▶ **DESCRIPTION OF THE TASK**
Rewrite the rows as a Markdown table with columns Number and Content, starting with the row that contains "tool-list: Arxiv文献搜索 访问各个研究领域大量科学论文和文章的存储库。" and going on through the last row. Number each row, leave out blank lines, and include nothing else.

▶ **LISTING**
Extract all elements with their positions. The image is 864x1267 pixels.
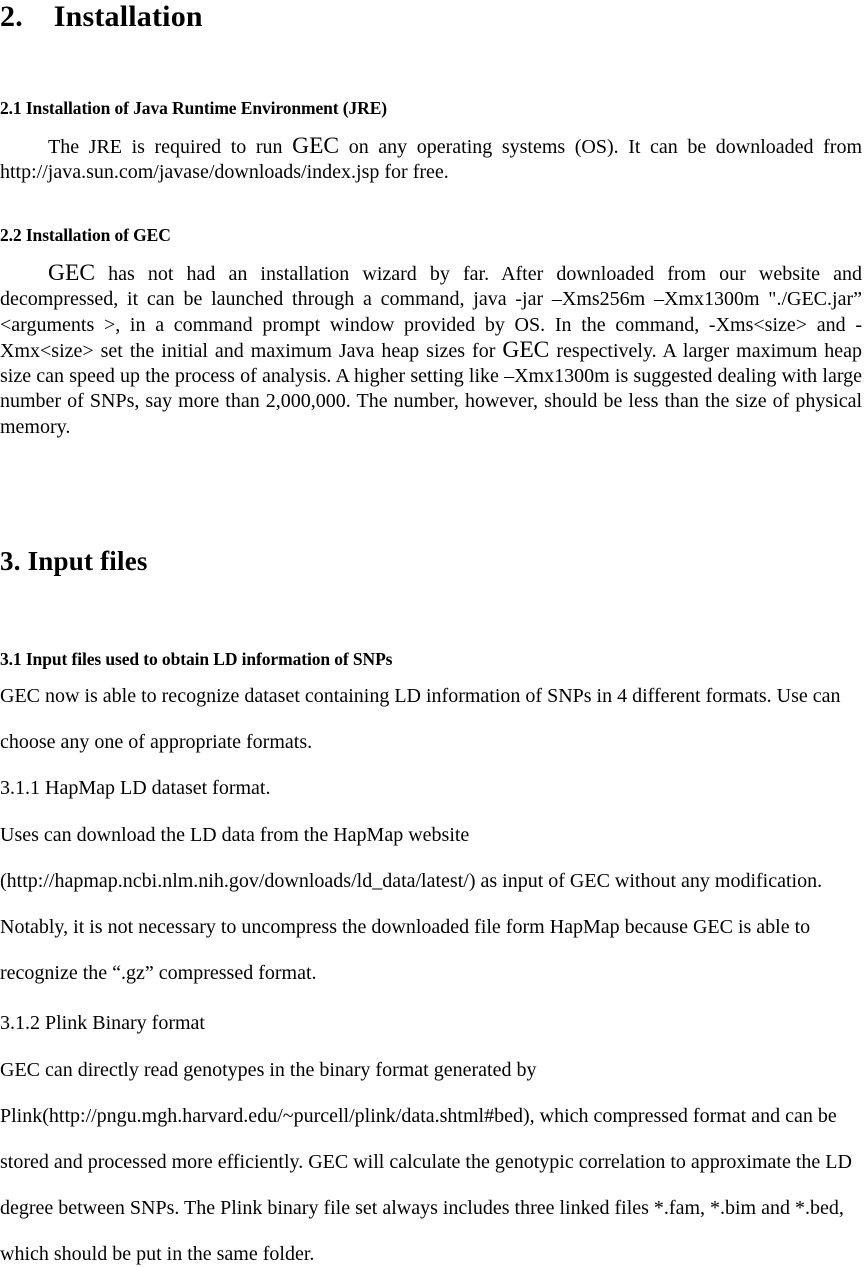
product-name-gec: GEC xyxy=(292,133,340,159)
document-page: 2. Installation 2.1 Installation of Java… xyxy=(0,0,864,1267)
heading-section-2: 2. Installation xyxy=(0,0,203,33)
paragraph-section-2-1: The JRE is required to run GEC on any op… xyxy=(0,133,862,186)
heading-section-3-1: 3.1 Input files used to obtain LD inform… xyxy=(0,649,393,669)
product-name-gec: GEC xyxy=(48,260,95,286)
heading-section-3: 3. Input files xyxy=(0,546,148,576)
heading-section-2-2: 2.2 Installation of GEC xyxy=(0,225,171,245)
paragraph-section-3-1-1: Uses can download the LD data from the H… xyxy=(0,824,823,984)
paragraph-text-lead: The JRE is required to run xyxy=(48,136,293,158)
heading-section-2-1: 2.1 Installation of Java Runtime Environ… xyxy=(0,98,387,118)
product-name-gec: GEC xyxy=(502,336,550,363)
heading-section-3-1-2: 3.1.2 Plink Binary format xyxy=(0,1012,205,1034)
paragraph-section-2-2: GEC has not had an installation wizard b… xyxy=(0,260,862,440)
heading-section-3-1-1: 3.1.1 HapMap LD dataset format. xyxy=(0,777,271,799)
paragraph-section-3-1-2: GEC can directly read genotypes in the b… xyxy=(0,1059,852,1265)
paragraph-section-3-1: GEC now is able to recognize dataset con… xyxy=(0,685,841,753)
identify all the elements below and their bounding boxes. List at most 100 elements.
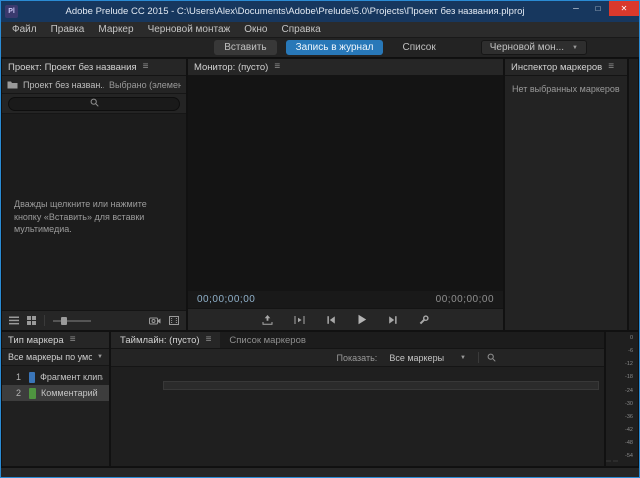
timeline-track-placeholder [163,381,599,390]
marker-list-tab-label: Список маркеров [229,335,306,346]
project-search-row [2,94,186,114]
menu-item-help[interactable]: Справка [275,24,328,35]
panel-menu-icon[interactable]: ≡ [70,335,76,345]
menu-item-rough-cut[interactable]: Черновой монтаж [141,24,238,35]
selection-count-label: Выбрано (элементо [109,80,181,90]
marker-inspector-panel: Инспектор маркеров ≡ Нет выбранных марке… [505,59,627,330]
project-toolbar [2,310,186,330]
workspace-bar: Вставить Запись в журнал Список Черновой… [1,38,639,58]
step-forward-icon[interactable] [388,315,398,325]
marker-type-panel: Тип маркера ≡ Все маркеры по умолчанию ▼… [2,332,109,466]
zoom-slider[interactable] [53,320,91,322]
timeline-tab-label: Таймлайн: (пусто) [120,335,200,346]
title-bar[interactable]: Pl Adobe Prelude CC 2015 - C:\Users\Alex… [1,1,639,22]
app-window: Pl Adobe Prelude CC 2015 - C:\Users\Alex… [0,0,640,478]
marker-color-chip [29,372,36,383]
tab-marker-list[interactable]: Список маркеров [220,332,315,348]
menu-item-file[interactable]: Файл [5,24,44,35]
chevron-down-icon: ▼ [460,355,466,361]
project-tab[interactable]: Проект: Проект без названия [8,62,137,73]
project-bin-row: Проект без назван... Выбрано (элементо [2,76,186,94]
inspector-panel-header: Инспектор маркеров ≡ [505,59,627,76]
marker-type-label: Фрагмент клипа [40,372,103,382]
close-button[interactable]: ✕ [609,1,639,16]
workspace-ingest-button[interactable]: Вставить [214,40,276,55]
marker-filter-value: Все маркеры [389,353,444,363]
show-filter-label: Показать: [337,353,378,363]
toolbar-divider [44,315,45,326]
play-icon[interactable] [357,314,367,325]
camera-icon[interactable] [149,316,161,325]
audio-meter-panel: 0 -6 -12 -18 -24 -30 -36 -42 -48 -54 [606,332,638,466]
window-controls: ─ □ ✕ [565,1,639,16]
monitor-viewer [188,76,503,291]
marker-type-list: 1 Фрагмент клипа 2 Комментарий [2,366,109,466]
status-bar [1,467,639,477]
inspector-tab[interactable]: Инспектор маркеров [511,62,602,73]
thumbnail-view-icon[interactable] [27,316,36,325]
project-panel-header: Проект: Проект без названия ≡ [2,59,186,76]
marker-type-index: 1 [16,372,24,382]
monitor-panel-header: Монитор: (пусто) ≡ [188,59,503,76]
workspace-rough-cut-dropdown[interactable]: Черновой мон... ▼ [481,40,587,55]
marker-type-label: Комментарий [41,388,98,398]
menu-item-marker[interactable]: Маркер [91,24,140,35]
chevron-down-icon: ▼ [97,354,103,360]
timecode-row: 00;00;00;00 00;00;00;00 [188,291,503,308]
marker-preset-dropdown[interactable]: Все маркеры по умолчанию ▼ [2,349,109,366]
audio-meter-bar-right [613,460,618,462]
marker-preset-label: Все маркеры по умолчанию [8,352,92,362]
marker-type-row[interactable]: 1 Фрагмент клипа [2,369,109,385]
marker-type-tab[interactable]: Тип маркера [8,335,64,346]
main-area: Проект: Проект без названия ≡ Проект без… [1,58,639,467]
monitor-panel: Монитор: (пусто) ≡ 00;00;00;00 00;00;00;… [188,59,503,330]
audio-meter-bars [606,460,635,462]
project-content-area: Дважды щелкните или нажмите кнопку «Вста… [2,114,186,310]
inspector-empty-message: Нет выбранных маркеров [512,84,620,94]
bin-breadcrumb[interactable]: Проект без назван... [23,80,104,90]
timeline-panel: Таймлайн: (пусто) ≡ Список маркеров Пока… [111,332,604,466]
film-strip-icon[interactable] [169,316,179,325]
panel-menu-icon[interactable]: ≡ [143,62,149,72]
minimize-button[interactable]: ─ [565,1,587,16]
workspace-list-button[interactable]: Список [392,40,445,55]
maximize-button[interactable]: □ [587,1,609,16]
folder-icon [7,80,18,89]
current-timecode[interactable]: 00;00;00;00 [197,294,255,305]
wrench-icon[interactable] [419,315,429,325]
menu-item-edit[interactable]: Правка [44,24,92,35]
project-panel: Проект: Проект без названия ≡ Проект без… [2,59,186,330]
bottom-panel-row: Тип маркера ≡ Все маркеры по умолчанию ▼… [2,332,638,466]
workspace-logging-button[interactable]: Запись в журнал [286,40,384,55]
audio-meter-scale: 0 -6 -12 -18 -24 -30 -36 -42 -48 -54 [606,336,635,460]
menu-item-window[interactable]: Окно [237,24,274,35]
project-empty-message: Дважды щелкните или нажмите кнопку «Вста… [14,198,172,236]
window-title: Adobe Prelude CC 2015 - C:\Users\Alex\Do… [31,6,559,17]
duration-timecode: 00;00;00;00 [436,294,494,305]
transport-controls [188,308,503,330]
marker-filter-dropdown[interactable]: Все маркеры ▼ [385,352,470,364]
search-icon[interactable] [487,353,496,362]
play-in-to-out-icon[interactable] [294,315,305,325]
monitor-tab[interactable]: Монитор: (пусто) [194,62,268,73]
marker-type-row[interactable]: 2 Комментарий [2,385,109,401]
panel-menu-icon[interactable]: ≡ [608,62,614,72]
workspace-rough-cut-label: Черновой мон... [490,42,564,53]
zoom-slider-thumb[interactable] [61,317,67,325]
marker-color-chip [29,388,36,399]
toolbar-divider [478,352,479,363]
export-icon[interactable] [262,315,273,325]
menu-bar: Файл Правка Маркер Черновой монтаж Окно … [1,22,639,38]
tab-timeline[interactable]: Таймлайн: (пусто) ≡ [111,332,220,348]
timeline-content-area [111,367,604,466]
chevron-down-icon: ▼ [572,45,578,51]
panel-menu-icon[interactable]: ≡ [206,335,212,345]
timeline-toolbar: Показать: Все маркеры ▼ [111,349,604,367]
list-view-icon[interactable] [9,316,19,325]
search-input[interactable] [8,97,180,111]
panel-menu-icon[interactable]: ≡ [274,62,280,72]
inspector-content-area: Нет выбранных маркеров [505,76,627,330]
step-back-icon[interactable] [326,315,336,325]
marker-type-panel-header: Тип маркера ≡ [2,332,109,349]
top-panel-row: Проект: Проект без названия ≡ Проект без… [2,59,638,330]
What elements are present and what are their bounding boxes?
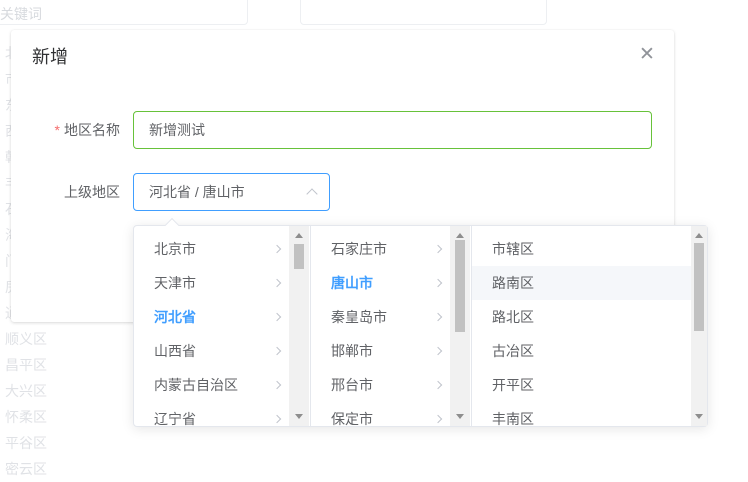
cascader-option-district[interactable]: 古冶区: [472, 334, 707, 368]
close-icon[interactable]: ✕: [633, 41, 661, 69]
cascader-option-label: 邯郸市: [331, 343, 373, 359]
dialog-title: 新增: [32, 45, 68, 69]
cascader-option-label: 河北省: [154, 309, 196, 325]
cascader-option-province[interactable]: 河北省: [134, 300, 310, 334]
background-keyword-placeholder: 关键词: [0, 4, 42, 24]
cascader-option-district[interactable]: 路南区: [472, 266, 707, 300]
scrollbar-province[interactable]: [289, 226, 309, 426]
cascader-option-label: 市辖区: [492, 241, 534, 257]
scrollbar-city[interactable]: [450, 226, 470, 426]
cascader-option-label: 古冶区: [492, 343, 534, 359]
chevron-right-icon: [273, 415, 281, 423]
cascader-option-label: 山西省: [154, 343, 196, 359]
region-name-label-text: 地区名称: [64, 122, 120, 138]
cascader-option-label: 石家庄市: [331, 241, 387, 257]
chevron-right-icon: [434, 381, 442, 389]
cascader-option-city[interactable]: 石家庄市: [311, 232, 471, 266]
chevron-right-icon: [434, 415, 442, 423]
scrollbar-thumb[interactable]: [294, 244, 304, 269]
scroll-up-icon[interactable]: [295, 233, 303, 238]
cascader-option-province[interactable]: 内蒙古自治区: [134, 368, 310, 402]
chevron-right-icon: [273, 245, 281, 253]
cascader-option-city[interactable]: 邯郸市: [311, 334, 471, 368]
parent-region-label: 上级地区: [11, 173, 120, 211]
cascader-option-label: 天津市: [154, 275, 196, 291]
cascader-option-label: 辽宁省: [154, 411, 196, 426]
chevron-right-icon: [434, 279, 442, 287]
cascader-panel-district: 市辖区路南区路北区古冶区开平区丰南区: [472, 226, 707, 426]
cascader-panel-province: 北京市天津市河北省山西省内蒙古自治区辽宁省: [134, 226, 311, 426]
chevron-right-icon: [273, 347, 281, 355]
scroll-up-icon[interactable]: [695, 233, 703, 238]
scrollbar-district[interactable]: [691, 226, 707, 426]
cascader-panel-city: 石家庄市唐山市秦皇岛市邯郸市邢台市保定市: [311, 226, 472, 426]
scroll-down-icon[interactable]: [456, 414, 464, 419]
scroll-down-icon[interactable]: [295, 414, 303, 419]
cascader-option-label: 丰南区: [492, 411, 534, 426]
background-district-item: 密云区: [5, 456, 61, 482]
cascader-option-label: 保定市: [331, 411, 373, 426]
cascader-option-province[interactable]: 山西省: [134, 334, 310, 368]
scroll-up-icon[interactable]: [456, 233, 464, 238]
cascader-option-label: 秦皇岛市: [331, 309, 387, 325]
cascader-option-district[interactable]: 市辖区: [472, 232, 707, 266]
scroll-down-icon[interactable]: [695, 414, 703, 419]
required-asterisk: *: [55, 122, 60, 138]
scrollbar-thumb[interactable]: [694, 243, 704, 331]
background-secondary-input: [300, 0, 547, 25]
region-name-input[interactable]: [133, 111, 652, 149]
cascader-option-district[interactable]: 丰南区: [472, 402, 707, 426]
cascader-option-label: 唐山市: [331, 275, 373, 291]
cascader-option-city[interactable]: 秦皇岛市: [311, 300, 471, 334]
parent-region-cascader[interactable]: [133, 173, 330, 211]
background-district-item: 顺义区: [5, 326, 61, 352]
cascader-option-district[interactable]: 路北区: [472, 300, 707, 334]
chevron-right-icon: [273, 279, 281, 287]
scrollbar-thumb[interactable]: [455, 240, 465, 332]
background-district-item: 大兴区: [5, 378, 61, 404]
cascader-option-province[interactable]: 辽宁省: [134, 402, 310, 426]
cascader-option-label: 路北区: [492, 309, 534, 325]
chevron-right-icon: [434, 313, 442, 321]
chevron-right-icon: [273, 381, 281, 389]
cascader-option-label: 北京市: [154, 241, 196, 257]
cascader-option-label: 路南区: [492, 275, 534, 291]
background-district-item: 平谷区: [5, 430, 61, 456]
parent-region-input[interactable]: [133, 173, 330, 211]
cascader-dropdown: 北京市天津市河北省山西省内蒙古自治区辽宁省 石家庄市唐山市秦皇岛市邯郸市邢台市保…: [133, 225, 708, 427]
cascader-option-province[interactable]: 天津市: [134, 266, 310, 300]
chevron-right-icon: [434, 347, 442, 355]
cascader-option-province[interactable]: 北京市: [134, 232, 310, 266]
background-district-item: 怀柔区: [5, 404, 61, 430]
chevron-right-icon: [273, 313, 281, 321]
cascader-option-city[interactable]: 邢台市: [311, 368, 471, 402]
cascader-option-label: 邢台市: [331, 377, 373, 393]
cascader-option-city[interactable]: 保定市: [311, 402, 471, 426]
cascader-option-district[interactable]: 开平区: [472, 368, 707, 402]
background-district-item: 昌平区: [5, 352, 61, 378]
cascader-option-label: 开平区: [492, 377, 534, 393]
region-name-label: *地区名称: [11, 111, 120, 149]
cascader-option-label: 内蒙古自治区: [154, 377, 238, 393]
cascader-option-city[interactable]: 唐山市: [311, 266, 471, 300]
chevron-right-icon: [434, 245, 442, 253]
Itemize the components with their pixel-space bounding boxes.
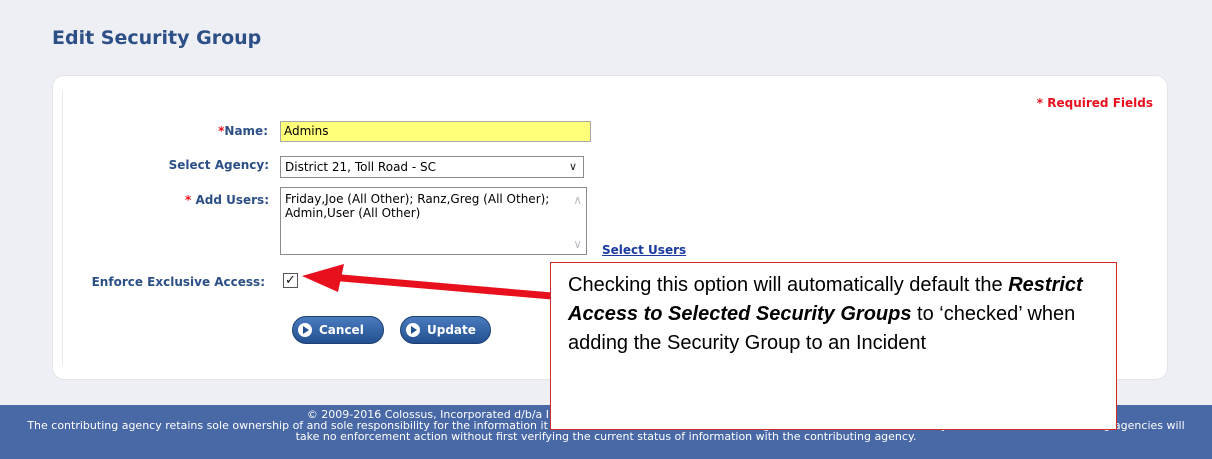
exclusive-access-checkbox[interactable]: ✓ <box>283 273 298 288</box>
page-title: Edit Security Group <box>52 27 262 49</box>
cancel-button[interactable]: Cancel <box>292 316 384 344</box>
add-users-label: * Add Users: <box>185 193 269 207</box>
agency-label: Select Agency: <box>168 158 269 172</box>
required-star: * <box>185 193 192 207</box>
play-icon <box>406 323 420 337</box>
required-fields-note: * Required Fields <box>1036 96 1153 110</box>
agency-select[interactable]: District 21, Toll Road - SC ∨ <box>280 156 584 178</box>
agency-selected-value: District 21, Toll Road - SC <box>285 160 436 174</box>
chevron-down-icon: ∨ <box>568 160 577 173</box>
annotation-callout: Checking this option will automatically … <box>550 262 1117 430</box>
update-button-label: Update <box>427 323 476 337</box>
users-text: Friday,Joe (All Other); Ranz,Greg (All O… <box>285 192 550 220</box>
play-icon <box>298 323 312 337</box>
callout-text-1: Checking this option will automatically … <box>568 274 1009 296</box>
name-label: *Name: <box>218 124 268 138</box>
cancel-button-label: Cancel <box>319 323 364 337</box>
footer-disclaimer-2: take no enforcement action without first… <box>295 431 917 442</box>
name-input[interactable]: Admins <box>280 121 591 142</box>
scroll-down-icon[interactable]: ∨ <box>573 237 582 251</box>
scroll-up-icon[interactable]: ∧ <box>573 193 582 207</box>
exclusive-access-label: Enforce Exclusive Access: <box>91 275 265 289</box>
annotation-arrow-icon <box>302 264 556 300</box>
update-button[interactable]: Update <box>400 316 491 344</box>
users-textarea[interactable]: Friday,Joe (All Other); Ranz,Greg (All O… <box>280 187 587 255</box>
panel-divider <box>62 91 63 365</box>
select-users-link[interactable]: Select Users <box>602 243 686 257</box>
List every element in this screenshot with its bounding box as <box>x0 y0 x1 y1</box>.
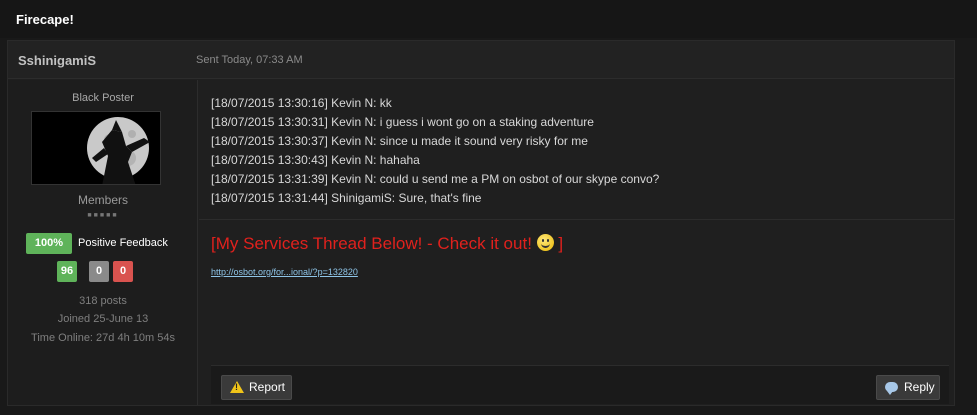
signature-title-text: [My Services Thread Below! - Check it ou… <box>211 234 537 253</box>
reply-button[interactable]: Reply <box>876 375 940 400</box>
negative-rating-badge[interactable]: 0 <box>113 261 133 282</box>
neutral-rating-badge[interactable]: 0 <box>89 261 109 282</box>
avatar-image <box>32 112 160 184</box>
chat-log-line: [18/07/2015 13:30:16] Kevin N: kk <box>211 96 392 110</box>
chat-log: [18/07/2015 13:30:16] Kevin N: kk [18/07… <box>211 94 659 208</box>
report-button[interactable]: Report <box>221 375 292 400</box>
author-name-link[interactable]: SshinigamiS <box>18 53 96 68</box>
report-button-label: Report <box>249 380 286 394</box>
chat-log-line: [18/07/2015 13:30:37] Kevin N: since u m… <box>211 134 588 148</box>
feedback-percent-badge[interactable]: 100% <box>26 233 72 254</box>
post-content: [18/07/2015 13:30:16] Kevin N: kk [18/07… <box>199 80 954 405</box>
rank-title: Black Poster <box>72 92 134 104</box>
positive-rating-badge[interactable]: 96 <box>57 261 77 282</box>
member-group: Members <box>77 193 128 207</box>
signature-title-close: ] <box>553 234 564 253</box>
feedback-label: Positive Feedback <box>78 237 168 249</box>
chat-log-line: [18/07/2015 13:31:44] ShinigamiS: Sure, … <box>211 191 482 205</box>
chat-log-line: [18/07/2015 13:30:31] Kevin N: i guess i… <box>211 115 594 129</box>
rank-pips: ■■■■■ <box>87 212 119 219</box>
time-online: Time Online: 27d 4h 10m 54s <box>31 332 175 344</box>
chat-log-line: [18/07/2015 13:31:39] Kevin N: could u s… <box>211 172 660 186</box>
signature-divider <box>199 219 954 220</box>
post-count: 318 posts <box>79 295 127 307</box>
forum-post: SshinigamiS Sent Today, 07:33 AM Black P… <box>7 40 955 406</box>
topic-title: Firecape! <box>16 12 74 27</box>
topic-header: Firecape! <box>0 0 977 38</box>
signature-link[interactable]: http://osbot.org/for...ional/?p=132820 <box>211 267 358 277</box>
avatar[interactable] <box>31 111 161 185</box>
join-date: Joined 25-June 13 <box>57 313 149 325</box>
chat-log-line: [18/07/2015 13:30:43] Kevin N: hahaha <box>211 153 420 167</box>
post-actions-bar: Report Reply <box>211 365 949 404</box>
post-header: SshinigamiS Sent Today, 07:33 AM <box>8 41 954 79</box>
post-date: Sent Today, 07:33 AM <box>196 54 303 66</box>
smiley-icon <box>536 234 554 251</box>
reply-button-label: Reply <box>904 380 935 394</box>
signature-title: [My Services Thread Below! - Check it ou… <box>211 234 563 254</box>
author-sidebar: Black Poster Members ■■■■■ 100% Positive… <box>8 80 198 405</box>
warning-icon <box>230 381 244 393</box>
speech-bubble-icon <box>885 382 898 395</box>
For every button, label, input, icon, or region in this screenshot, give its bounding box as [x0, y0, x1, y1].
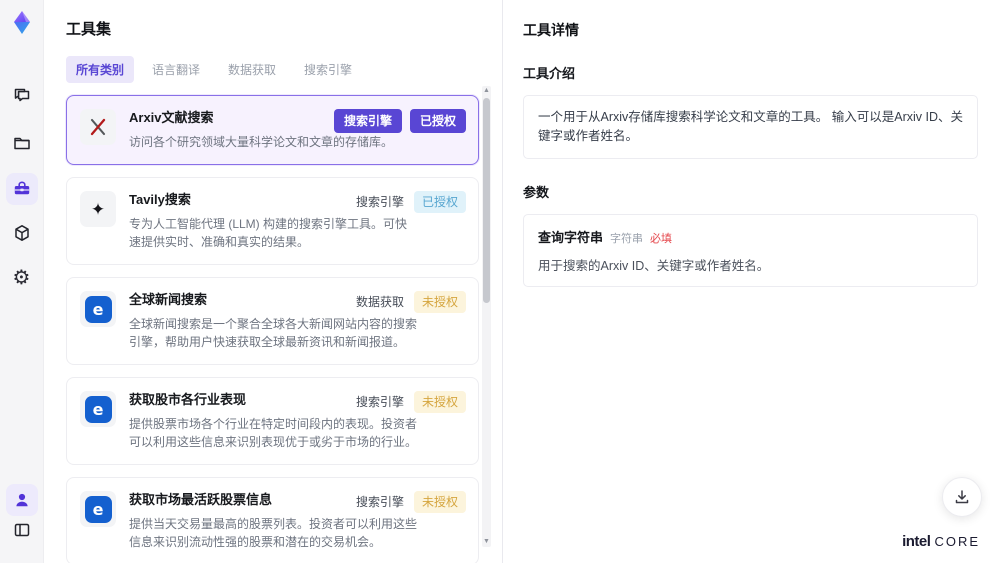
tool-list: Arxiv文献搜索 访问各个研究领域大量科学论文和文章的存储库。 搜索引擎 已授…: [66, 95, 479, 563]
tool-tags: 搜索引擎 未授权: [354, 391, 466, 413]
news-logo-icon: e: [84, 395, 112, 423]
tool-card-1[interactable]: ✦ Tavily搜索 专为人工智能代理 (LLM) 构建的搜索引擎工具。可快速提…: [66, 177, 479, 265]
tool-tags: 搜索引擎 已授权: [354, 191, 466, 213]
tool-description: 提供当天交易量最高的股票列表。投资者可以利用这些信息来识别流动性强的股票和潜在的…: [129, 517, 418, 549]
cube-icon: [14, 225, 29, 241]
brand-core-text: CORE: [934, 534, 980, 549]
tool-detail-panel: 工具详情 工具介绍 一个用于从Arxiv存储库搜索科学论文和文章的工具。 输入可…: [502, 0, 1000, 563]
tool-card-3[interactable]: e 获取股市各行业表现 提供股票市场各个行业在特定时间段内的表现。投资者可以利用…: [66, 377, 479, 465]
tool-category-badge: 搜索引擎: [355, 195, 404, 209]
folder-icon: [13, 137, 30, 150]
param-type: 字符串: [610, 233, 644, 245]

▶ **OUTPUT**
| Number | Content |
|---|---|
| 1 | tool-list: Arxiv文献搜索 访问各个研究领域大量科学论文和文章的存储库。 搜索引擎 已授…: [66, 95, 479, 563] |
| 2 | tool-tags: 搜索引擎 未授权: [354, 391, 466, 413] |
| 3 | news-logo-icon: e: [84, 395, 112, 423] |
| 4 | tool-card-1[interactable]: ✦ Tavily搜索 专为人工智能代理 (LLM) 构建的搜索引擎工具。可快速提…: [66, 177, 479, 265] |
| 5 | tool-tags: 搜索引擎 已授权: [354, 191, 466, 213] |
| 6 | tool-description: 提供当天交易量最高的股票列表。投资者可以利用这些信息来识别流动性强的股票和潜在的…: [129, 517, 418, 549] |
| 7 | cube-icon: [14, 225, 29, 241] |
| 8 | brand-core-text: CORE: [934, 534, 980, 549] |
| 9 | tool-detail-panel: 工具详情 工具介绍 一个用于从Arxiv存储库搜索科学论文和文章的工具。 输入可…: [502, 0, 1000, 563] |
| 10 | tool-card-3[interactable]: e 获取股市各行业表现 提供股票市场各个行业在特定时间段内的表现。投资者可以利用…: [66, 377, 479, 465] |
| 11 | tool-category-badge: 搜索引擎: [355, 195, 404, 209] |
| 12 | folder-icon: [13, 137, 30, 150] |
| 13 | param-type: 字符串: [610, 233, 644, 245] |